(Entries from a dataset)
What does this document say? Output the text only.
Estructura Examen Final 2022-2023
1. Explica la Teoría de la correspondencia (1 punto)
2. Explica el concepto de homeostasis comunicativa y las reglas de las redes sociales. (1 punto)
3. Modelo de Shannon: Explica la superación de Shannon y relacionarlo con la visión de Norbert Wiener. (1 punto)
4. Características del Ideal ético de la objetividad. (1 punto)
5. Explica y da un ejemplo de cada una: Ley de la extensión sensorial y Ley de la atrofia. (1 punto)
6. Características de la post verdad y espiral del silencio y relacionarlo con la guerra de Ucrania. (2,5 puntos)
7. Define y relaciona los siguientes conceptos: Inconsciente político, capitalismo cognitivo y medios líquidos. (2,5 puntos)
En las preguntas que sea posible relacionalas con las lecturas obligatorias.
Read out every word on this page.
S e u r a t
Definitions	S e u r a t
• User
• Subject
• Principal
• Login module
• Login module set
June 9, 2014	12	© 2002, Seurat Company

_AIM OF THE TASK_. Output the listing above exactly as it appears.

_EXERCISE SOLUTION_.
What does this document say? Output the text only.
Estructura Examen Final 2022-2023
1. Explica la Teoría de la correspondencia (1 punto)
2. Explica el concepto de homeostasis comunicativa y las reglas de las redes sociales. (1 punto)
3. Modelo de Shannon: Explica la superación de Shannon y relacionarlo con la visión de Norbert Wiener. (1 punto)
4. Características del Ideal ético de la objetividad. (1 punto)
5. Explica y da un ejemplo de cada una: Ley de la extensión sensorial y Ley de la atrofia. (1 punto)
6. Características de la post verdad y espiral del silencio y relacionarlo con la guerra de Ucrania. (2,5 puntos)
7. Define y relaciona los siguientes conceptos: Inconsciente político, capitalismo cognitivo y medios líquidos. (2,5 puntos)
En las preguntas que sea posible relacionalas con las lecturas obligatorias.
Read out every word on this page.
S e u r a t
Definitions	S e u r a t
• User
• Subject
• Principal
• Login module
• Login module set
June 9, 2014	12	© 2002, Seurat Company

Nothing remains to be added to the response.